• GIVEN EXERCISE
Copy out every line that contains the word "this".

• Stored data
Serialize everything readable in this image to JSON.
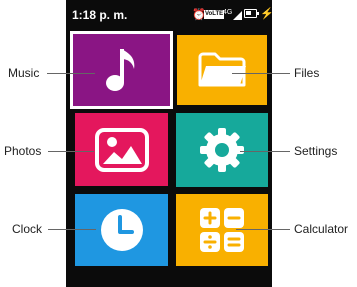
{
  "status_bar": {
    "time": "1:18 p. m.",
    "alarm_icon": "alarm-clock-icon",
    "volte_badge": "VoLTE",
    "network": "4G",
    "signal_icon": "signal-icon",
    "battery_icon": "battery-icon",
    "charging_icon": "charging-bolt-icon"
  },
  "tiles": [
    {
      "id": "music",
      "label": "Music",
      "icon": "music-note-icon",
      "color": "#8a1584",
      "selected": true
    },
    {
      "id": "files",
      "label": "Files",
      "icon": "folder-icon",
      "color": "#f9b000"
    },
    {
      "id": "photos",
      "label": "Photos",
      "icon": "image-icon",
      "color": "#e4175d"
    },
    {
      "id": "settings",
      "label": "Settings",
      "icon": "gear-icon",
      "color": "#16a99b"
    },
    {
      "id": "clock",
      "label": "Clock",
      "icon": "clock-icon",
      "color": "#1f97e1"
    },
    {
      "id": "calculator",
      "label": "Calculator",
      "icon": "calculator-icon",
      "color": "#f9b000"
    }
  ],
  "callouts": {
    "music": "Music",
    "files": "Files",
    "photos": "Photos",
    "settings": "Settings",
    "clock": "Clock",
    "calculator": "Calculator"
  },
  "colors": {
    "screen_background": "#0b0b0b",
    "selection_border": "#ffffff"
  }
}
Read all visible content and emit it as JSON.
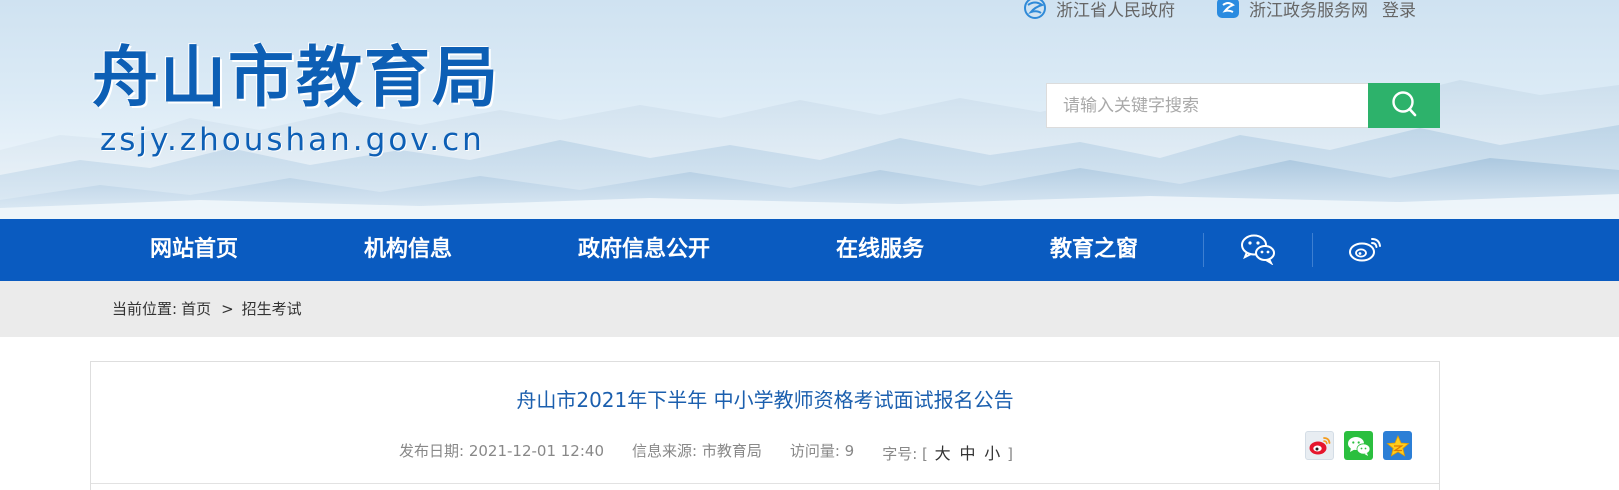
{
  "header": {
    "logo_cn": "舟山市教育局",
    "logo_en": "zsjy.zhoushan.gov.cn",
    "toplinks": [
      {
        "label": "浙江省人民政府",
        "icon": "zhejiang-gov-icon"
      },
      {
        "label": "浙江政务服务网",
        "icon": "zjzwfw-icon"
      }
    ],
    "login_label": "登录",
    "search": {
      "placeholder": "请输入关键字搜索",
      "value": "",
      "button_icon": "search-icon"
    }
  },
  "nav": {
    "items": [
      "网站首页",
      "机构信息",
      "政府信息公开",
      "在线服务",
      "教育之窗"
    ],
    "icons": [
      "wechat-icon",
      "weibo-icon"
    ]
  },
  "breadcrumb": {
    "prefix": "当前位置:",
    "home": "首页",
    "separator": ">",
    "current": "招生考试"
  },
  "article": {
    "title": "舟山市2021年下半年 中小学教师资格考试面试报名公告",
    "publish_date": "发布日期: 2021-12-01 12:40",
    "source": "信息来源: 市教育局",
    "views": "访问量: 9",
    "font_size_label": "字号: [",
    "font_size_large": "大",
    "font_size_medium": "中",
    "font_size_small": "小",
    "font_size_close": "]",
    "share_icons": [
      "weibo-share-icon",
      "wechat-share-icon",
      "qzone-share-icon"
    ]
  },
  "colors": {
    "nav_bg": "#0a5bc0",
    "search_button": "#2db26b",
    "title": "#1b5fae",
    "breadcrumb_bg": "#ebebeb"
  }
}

...

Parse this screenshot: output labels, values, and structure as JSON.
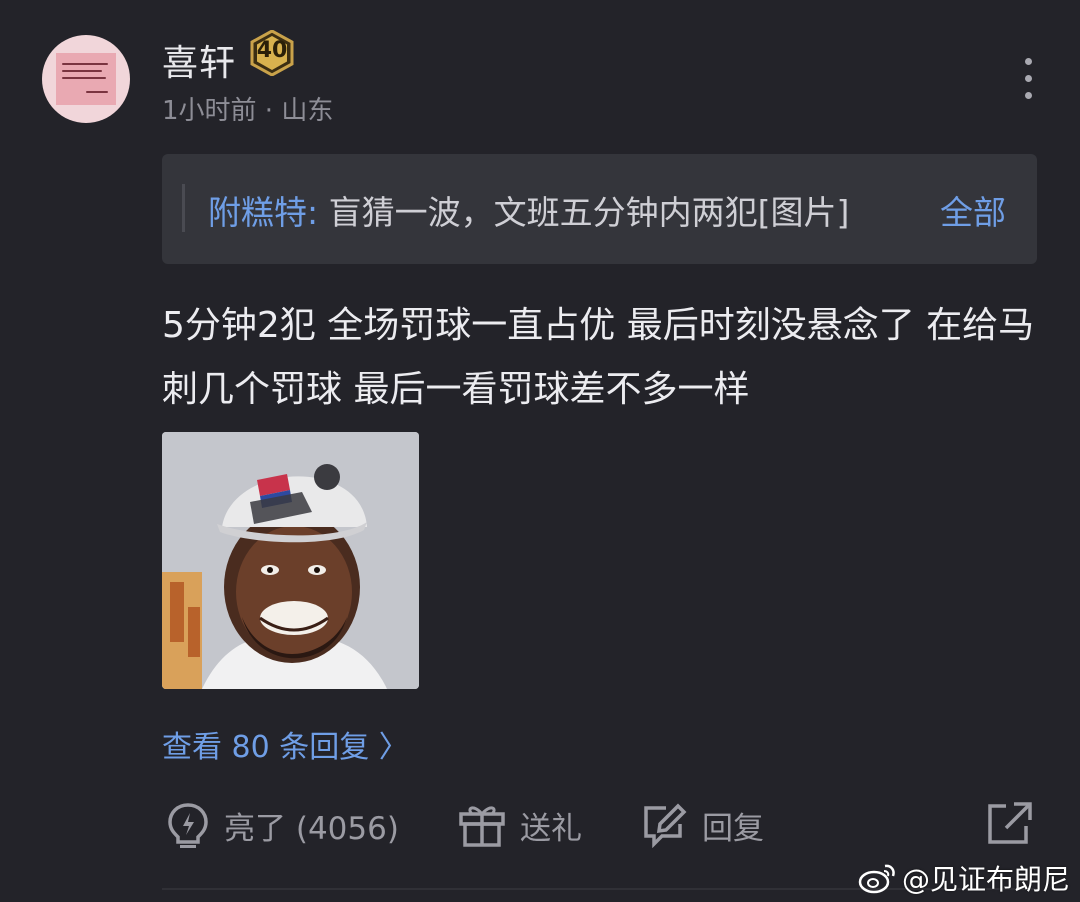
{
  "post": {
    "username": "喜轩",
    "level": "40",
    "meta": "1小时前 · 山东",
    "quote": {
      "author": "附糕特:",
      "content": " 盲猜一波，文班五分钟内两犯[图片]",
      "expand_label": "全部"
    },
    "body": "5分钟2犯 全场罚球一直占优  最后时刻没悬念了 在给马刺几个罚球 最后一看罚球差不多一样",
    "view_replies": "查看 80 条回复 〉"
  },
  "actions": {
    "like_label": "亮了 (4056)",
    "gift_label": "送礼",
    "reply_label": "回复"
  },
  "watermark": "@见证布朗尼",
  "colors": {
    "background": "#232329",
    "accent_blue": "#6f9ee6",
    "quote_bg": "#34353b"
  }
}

* * *

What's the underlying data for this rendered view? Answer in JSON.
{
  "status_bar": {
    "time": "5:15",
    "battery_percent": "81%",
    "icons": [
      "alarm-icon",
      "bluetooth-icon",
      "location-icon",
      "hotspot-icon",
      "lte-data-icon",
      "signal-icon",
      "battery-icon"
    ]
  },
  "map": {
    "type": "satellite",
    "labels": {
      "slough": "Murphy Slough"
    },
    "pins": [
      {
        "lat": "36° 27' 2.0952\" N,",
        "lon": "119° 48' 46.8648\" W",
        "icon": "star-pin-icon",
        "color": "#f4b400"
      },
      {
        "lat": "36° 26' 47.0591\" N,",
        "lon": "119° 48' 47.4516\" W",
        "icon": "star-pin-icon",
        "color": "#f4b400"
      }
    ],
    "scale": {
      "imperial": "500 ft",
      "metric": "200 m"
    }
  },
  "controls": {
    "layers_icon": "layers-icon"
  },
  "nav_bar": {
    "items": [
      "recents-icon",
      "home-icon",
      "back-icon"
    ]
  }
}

• RESPONSE TO THE TASK
Serialize everything readable in this image to JSON.
Parse this screenshot: output labels, values, and structure as JSON.
What's the underlying data for this rendered view? Answer in JSON.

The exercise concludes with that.